» Given problem:
Copy out, from the entries below, each line holding the string "color".

» Items from a figure collection:
-----

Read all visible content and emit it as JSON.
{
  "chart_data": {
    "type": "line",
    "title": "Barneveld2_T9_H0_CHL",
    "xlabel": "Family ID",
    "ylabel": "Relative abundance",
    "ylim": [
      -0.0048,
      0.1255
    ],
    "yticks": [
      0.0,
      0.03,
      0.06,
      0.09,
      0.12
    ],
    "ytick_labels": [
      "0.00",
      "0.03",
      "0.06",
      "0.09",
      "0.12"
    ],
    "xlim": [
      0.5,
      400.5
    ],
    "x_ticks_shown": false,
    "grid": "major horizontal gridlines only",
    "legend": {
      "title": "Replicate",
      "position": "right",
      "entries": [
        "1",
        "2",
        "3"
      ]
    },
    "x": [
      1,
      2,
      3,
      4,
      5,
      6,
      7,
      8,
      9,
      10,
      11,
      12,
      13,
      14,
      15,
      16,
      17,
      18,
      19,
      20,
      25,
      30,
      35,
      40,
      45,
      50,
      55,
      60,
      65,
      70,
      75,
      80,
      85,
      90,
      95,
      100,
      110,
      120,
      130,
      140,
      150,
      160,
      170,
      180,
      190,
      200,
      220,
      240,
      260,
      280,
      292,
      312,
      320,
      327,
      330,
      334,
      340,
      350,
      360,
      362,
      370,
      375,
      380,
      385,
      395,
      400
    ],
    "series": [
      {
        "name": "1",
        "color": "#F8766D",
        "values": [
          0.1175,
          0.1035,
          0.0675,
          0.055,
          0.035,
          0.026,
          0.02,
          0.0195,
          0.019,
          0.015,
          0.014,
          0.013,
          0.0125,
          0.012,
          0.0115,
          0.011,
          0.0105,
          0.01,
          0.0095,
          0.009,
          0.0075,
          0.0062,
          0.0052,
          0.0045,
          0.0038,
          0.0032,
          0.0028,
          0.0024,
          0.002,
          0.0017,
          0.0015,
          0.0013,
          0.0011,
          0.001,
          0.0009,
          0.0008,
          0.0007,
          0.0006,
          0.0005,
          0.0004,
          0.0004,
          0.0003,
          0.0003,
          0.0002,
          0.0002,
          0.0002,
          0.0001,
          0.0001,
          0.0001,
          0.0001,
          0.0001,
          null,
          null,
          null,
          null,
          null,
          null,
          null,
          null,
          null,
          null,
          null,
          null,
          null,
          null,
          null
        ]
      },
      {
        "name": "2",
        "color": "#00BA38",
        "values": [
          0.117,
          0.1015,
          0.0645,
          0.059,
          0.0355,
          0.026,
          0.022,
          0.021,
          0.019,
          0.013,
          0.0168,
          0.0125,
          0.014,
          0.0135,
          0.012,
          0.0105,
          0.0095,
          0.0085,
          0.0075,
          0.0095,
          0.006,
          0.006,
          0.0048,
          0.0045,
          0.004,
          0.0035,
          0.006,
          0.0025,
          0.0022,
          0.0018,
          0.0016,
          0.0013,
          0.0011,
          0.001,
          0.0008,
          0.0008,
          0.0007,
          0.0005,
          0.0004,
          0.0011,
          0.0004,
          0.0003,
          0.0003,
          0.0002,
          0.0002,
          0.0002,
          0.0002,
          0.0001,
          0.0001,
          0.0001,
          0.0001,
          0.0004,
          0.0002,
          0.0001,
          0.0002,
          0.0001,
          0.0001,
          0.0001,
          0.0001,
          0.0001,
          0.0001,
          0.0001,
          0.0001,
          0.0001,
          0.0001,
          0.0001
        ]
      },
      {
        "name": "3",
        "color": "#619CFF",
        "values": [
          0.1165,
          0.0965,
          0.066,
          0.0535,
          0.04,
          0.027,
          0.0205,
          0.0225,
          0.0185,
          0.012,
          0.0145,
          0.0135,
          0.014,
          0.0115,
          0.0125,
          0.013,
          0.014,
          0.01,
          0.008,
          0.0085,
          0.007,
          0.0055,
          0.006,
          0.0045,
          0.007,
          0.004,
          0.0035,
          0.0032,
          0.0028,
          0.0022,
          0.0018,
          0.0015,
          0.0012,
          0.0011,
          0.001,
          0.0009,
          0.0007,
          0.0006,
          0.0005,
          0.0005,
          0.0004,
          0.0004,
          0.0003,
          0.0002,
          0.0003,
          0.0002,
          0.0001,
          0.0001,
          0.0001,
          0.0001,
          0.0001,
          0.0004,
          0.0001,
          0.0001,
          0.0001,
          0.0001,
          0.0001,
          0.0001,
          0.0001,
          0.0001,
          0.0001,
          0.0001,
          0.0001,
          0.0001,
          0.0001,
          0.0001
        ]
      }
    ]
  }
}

-----

» Task response:
        "color": "#F8766D",
        "color": "#00BA38",
        "color": "#619CFF",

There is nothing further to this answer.